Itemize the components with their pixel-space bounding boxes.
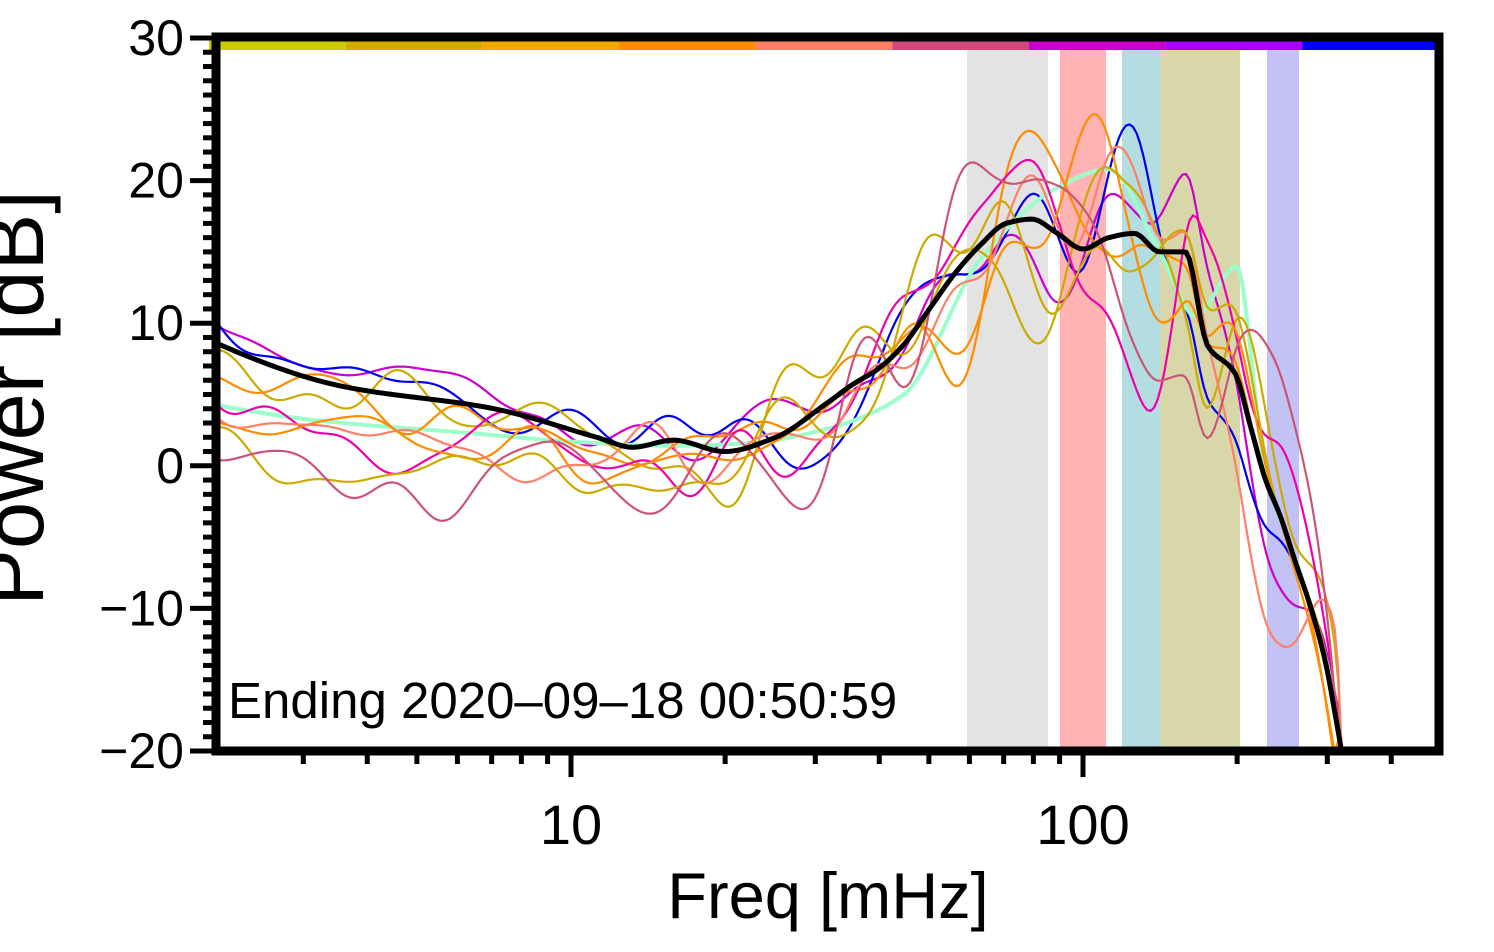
svg-text:30: 30 (128, 10, 184, 66)
svg-text:0: 0 (156, 438, 184, 494)
svg-text:Power [dB]: Power [dB] (0, 190, 62, 606)
svg-text:−20: −20 (99, 723, 184, 779)
svg-text:20: 20 (128, 153, 184, 209)
svg-text:−10: −10 (99, 580, 184, 636)
svg-text:100: 100 (1036, 793, 1129, 856)
svg-text:Freq [mHz]: Freq [mHz] (667, 859, 988, 932)
svg-text:10: 10 (540, 793, 602, 856)
svg-text:10: 10 (128, 295, 184, 351)
svg-text:Ending 2020–09–18 00:50:59: Ending 2020–09–18 00:50:59 (228, 672, 897, 729)
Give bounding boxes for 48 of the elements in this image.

## [What the exercise asks]
Could you write out the records again with "bounding boxes" substituted by "box coordinates" everywhere it appears, changing nothing else and leaving out the pictures?

## [Task answer]
Itemize the components with their pixel-space box coordinates.
svg-text:30: 30 (128, 10, 184, 66)
svg-text:0: 0 (156, 438, 184, 494)
svg-text:Power [dB]: Power [dB] (0, 190, 62, 606)
svg-text:−20: −20 (99, 723, 184, 779)
svg-text:20: 20 (128, 153, 184, 209)
svg-text:−10: −10 (99, 580, 184, 636)
svg-text:100: 100 (1036, 793, 1129, 856)
svg-text:Freq [mHz]: Freq [mHz] (667, 859, 988, 932)
svg-text:10: 10 (540, 793, 602, 856)
svg-text:10: 10 (128, 295, 184, 351)
svg-text:Ending 2020–09–18 00:50:59: Ending 2020–09–18 00:50:59 (228, 672, 897, 729)
Give box coordinates for 48 of the elements in this image.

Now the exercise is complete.